What you will do:
Take every line from the listing below that contains "Daycare".

Collected data:

****************************************

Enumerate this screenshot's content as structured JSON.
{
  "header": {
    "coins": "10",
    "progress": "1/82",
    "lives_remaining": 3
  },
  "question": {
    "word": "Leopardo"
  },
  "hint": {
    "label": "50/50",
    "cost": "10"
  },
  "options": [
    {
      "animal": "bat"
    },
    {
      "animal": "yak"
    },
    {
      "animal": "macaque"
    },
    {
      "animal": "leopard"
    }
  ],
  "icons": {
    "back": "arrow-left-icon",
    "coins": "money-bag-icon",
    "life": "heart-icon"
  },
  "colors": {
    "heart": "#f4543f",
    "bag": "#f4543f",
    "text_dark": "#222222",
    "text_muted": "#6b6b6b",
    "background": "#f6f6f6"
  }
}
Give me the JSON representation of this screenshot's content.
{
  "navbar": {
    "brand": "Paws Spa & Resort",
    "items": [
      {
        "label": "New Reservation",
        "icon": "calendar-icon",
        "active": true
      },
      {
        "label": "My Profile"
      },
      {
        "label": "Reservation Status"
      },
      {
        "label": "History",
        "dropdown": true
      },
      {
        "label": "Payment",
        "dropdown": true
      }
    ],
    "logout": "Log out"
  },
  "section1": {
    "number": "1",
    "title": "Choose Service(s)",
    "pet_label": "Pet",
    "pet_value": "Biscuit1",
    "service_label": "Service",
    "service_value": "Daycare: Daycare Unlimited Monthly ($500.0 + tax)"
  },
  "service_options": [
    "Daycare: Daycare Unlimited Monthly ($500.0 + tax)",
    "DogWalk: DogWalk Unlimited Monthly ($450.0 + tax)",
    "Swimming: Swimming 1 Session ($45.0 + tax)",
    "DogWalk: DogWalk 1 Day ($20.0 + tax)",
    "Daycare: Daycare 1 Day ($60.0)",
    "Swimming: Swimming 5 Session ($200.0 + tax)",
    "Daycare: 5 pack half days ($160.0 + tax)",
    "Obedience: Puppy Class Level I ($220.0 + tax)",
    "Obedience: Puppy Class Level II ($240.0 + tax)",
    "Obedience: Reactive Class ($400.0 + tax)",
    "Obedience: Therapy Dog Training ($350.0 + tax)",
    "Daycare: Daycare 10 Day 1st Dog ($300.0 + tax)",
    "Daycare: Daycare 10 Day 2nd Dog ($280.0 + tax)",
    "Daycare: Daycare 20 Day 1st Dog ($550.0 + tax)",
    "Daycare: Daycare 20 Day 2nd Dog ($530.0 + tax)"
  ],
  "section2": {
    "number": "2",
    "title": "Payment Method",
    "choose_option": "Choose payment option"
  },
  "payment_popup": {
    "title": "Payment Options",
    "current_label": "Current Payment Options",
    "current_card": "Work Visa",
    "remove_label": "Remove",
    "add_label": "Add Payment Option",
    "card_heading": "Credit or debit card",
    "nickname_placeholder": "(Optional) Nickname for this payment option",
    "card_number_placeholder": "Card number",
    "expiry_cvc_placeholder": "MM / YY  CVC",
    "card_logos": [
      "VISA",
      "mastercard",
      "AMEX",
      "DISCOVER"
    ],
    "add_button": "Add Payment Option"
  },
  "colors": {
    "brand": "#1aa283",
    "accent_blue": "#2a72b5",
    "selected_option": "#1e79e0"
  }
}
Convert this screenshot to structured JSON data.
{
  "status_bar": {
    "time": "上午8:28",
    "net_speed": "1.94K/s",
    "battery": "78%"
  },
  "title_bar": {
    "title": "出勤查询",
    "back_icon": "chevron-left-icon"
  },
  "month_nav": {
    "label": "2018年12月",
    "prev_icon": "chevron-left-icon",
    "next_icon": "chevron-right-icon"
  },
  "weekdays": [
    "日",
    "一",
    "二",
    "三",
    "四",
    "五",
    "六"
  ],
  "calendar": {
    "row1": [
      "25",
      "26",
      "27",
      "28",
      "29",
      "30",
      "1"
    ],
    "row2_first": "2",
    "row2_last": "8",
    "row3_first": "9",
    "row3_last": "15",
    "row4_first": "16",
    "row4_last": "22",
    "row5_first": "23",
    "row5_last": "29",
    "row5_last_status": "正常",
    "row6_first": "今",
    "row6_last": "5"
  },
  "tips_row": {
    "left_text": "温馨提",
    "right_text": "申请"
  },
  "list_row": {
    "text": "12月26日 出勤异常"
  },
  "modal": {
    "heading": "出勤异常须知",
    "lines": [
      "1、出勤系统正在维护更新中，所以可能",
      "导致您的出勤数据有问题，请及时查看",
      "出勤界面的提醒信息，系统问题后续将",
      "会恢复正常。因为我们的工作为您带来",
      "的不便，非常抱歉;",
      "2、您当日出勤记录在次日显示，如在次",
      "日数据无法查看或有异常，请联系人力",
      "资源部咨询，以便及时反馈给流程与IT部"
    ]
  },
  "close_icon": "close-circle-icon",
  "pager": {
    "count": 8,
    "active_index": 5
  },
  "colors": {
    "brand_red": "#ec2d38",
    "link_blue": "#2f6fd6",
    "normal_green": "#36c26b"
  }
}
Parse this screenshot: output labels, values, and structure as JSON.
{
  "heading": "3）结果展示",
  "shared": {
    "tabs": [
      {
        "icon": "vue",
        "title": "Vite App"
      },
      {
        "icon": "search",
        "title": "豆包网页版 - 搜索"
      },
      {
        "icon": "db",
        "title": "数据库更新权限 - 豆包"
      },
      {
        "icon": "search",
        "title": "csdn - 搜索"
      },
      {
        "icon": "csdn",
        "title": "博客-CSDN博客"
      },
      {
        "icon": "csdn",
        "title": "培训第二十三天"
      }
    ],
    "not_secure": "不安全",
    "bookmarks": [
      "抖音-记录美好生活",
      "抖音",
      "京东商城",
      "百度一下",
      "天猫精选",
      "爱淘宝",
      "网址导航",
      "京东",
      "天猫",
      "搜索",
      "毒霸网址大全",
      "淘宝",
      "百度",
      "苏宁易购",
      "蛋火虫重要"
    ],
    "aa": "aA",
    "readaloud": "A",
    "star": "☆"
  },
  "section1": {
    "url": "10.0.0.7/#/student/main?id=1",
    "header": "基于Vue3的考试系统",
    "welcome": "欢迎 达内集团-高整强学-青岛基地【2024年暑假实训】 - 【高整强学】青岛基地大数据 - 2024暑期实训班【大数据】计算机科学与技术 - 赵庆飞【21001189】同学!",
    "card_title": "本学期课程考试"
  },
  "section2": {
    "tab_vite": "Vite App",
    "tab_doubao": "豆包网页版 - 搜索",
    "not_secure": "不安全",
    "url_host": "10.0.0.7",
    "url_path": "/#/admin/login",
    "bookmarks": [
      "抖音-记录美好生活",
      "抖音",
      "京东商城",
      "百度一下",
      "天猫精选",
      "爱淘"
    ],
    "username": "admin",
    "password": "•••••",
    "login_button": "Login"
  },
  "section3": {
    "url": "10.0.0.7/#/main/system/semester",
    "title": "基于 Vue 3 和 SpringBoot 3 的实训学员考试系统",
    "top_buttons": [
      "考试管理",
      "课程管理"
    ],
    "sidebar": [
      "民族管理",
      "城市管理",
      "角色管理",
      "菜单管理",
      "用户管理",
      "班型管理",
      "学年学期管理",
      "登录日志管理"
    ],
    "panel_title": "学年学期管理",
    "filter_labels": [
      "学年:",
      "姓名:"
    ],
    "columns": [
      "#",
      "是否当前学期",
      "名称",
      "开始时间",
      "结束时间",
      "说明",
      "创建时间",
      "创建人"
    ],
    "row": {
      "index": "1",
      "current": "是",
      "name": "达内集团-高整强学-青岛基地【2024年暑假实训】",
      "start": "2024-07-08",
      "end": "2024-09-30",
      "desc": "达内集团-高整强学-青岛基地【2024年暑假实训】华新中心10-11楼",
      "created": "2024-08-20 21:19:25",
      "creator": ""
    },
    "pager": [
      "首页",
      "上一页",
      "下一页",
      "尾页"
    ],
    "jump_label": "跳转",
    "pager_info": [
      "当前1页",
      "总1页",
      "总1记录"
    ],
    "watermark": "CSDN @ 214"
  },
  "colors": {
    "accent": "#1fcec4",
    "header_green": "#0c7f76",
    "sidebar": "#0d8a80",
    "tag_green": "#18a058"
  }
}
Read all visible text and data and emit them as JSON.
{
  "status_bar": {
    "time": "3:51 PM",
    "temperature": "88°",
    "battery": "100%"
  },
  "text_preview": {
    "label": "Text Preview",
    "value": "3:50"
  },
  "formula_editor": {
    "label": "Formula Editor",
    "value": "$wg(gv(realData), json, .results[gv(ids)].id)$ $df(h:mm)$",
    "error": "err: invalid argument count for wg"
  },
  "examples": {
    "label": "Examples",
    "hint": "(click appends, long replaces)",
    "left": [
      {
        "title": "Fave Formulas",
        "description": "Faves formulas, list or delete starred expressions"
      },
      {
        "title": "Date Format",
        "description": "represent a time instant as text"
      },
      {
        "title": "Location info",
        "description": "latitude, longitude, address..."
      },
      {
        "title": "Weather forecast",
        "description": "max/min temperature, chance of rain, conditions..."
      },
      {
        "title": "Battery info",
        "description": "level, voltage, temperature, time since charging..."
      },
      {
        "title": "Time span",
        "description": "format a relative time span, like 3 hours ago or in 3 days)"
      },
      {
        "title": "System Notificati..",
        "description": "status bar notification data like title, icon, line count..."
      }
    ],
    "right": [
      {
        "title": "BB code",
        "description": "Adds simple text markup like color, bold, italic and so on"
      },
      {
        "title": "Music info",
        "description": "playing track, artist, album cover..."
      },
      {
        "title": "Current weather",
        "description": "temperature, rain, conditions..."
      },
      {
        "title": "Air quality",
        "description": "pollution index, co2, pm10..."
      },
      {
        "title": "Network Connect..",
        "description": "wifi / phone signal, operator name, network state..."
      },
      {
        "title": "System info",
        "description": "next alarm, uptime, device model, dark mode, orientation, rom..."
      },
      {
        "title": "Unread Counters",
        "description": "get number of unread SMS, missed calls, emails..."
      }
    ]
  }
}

****************************************

Output for this task:
    "service_value": "Daycare: Daycare Unlimited Monthly ($500.0 + tax)"
    "Daycare: Daycare Unlimited Monthly ($500.0 + tax)",
    "Daycare: Daycare 1 Day ($60.0)",
    "Daycare: 5 pack half days ($160.0 + tax)",
    "Daycare: Daycare 10 Day 1st Dog ($300.0 + tax)",
    "Daycare: Daycare 10 Day 2nd Dog ($280.0 + tax)",
    "Daycare: Daycare 20 Day 1st Dog ($550.0 + tax)",
    "Daycare: Daycare 20 Day 2nd Dog ($530.0 + tax)"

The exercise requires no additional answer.